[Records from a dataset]
>> Begin
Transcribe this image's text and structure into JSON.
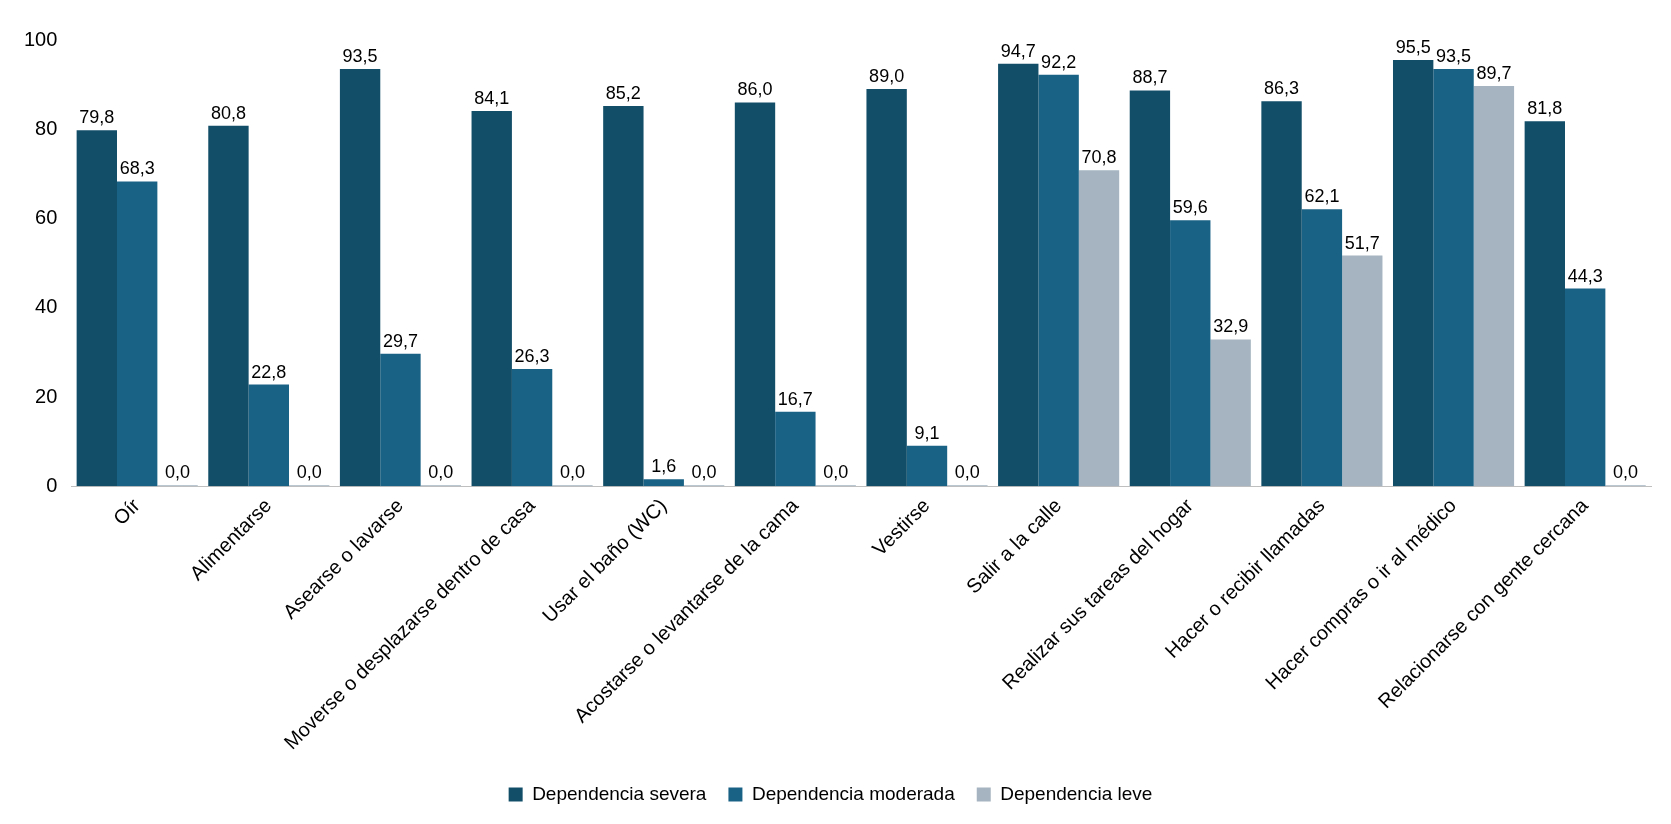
{
  "chart_data": {
    "type": "bar",
    "categories": [
      "Oír",
      "Alimentarse",
      "Asearse o lavarse",
      "Moverse o desplazarse dentro de casa",
      "Usar el baño (WC)",
      "Acostarse o levantarse de la cama",
      "Vestirse",
      "Salir a la calle",
      "Realizar sus tareas del hogar",
      "Hacer o recibir llamadas",
      "Hacer compras o ir al médico",
      "Relacionarse con gente cercana"
    ],
    "series": [
      {
        "name": "Dependencia severa",
        "color": "#124e68",
        "values": [
          79.8,
          80.8,
          93.5,
          84.1,
          85.2,
          86.0,
          89.0,
          94.7,
          88.7,
          86.3,
          95.5,
          81.8
        ],
        "value_labels": [
          "79,8",
          "80,8",
          "93,5",
          "84,1",
          "85,2",
          "86,0",
          "89,0",
          "94,7",
          "88,7",
          "86,3",
          "95,5",
          "81,8"
        ]
      },
      {
        "name": "Dependencia moderada",
        "color": "#1a6285",
        "values": [
          68.3,
          22.8,
          29.7,
          26.3,
          1.6,
          16.7,
          9.1,
          92.2,
          59.6,
          62.1,
          93.5,
          44.3
        ],
        "value_labels": [
          "68,3",
          "22,8",
          "29,7",
          "26,3",
          "1,6",
          "16,7",
          "9,1",
          "92,2",
          "59,6",
          "62,1",
          "93,5",
          "44,3"
        ]
      },
      {
        "name": "Dependencia leve",
        "color": "#a5b4c0",
        "values": [
          0,
          0,
          0,
          0,
          0,
          0,
          0,
          70.8,
          32.9,
          51.7,
          89.7,
          0
        ],
        "value_labels": [
          "0,0",
          "0,0",
          "0,0",
          "0,0",
          "0,0",
          "0,0",
          "0,0",
          "70,8",
          "32,9",
          "51,7",
          "89,7",
          "0,0"
        ]
      }
    ],
    "ylim": [
      0,
      100
    ],
    "yticks": [
      0,
      20,
      40,
      60,
      80,
      100
    ],
    "grid": false,
    "legend": "bottom"
  }
}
>> End
:: THE TASK ::
Each line of the material above either contains the word "Hacer" or does not; state how many do, and nothing else.

:: EXERCISE SOLUTION ::
2